Required work: Look through the records below, and copy out every line that holds the string "this".

Extracted entries:
******

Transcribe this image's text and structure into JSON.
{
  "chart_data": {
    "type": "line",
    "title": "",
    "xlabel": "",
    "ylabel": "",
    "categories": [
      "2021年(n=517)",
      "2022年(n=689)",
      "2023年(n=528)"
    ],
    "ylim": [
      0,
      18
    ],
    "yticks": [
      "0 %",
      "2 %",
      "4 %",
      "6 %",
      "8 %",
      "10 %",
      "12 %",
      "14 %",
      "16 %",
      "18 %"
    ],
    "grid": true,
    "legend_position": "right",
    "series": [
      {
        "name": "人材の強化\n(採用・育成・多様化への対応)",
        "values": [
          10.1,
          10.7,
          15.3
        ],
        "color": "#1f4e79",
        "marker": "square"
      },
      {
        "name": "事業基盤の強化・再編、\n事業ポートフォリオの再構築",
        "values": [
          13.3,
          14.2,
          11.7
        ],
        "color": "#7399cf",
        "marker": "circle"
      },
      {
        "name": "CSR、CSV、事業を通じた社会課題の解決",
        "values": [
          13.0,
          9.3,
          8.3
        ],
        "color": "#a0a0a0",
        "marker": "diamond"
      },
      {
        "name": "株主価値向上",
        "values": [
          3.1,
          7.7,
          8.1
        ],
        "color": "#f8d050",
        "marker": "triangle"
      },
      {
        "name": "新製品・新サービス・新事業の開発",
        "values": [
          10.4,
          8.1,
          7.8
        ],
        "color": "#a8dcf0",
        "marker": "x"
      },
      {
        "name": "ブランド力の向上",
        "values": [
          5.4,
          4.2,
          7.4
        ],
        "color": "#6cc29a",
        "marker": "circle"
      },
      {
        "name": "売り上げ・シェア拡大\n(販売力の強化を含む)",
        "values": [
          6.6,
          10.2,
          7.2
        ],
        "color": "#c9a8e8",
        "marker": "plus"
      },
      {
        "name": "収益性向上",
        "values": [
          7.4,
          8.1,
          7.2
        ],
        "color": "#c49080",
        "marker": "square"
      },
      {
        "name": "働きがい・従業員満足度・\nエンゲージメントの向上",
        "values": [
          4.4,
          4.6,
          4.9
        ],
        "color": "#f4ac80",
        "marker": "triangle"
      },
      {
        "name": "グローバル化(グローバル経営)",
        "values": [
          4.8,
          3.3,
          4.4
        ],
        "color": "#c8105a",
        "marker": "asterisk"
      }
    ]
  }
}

******

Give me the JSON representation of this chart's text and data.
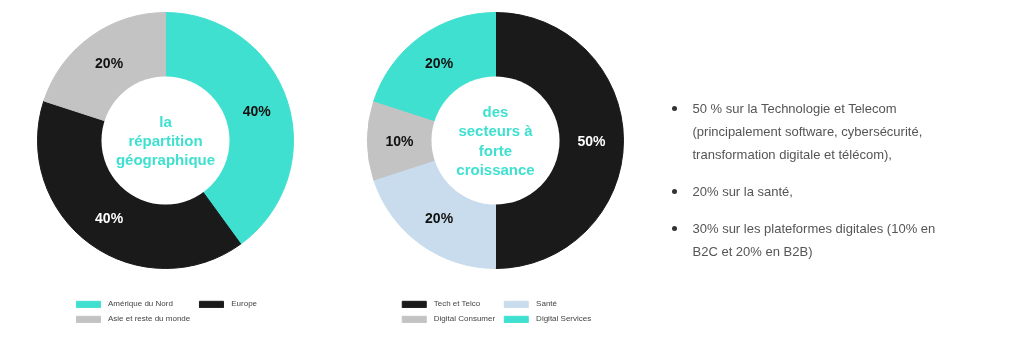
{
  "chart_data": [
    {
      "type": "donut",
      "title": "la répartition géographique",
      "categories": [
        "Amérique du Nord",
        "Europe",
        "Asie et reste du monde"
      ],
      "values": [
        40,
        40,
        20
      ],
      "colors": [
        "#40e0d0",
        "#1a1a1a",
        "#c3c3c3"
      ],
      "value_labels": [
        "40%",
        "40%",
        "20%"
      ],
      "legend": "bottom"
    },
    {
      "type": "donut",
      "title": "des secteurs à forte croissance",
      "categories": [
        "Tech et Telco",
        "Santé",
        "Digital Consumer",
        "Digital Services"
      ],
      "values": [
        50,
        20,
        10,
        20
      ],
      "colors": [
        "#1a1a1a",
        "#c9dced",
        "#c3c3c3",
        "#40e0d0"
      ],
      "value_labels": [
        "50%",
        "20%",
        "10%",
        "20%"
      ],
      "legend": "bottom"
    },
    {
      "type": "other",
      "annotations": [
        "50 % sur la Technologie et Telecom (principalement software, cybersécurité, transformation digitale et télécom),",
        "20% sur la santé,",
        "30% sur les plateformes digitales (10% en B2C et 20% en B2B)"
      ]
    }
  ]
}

******

Written answer:
Transcribe this image's text and structure into JSON.
Give me the JSON representation of this chart's text and data.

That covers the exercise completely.